## Texto de lectura
....................
Dentro de poco el Papa León XIV visitará España, donde permanecerá casi una semana. Para algunos su visita resultará indiferente, habrá quienes estén en contra y otros encantados. En todo caso nadie pondrá en duda que, a nivel mundial, no hay nadie que tenga tanta capacidad de liderazgo y de poder de convocatoria como el Papa, independientemente de quién sea éste. El próximo viaje del Papa León a España no parece que sea fácil ni cómodo. Más de uno intentará utilizarlo a su favor y otros lo criticarán en provecho propio. Algunos aprovecharán su visita a Canarias para justificar su gestión del tema migratorio. Otros tal vez tratarán de desacreditarlo por esa misma razón. Esperamos con gran curiosidad su discurso en el Congreso.
En todo caso seguro que nos va a dejar un mensaje importante, aunque existe el peligro de que algunos se queden en el mero aspecto folclórico y no se esfuercen en llevarlo a la práctica. Ya lo dijo Juan Pablo II en Sevilla, cuando intentaba predicar, mientras el público no paraba de decir aquello de «Juan Pablo II, te quiere todo el mundo». El Papa dejó los papeles e improvisó estas palabras: «Pueblo español ser muy bonito, pero hablar mucho y escuchar poco». Por esta razón son muy de agradecer los dos últimos libros sobre León XIV, escritos por Rafael Lazcano, gran historiador, paisano nuestro y antiguo compañero de estudios del papa agustino. Ya hace cinco meses nos sorprendió con una excelente biografía del Papa León, impecable desde el punto de vista de la metodología científica.
....................
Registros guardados
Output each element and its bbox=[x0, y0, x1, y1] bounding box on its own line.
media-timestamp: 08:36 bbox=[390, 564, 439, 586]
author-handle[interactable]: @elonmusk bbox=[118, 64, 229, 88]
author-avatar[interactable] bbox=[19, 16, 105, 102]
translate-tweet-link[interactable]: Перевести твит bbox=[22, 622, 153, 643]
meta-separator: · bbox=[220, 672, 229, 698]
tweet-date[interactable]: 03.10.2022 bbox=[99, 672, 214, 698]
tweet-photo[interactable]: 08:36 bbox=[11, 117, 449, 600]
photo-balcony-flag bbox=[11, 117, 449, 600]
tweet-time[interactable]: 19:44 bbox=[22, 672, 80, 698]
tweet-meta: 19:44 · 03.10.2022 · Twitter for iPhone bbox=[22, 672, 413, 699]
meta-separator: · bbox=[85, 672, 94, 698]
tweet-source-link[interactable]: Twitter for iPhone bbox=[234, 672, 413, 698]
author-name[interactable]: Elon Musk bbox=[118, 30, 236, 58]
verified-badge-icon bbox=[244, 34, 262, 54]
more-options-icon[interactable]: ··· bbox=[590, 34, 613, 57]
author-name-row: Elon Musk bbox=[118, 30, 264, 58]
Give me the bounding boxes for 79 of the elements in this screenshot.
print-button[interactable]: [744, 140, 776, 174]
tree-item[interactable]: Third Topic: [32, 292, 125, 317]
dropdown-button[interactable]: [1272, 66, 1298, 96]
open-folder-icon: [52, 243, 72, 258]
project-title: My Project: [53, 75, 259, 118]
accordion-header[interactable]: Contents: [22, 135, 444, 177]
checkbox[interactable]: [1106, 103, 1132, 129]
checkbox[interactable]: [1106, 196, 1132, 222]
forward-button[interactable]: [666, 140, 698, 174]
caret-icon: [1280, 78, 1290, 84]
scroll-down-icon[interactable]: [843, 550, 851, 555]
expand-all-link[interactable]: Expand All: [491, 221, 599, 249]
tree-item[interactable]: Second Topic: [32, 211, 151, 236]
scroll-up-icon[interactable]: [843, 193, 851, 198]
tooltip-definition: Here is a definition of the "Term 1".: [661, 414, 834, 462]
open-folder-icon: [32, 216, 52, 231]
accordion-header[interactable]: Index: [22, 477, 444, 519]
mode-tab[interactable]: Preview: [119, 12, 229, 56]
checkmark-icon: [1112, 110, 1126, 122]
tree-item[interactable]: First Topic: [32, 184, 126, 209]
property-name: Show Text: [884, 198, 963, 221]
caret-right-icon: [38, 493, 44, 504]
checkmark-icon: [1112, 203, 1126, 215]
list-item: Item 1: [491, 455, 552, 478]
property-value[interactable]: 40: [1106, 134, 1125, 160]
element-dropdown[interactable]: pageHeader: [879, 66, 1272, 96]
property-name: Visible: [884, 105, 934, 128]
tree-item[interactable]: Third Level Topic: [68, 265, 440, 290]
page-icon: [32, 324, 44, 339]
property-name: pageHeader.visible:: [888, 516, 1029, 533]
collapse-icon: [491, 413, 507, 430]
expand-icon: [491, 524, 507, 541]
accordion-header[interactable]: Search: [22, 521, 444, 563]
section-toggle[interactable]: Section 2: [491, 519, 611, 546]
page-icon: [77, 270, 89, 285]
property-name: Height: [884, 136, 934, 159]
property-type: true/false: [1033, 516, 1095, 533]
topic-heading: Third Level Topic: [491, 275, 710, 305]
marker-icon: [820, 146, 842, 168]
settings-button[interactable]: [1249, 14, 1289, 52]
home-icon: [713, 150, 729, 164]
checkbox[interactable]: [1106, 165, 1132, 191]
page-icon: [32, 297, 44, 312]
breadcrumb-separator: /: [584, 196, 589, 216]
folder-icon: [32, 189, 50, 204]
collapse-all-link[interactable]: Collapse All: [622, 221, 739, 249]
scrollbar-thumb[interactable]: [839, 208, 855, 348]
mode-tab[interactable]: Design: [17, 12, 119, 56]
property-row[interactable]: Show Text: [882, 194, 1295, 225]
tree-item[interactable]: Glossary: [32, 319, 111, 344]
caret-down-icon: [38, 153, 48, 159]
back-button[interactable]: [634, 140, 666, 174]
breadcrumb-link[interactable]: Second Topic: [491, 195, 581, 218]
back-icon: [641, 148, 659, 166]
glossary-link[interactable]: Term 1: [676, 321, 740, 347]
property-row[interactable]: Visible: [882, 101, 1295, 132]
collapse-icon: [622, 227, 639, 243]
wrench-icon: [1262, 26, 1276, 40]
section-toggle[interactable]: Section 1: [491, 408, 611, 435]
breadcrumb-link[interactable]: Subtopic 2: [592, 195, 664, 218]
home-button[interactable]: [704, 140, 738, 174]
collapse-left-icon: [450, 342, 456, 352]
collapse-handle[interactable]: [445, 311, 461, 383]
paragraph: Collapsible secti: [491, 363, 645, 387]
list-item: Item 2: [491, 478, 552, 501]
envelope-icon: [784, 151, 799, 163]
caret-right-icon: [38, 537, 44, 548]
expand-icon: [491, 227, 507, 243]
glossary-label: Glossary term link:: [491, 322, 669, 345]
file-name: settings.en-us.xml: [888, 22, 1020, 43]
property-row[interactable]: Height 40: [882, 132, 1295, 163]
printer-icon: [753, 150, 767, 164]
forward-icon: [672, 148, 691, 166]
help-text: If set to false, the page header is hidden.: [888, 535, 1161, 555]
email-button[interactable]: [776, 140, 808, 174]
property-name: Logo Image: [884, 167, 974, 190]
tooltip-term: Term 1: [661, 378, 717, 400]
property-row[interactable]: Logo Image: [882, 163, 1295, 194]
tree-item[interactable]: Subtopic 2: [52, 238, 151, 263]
....................
Copia sin cambios el fragmento del texto sobre la visita del Papa León XIV a España, desde «Dentro de poco» hasta «en el Congreso.».

## Resultado del ejercicio
Dentro de poco el Papa León XIV visitará España, donde permanecerá casi una semana. Para algunos su visita resultará indiferente, habrá quienes estén en contra y otros encantados. En todo caso nadie pondrá en duda que, a nivel mundial, no hay nadie que tenga tanta capacidad de liderazgo y de poder de convocatoria como el Papa, independientemente de quién sea éste. El próximo viaje del Papa León a España no parece que sea fácil ni cómodo. Más de uno intentará utilizarlo a su favor y otros lo criticarán en provecho propio. Algunos aprovecharán su visita a Canarias para justificar su gestión del tema migratorio. Otros tal vez tratarán de desacreditarlo por esa misma razón. Esperamos con gran curiosidad su discurso en el Congreso.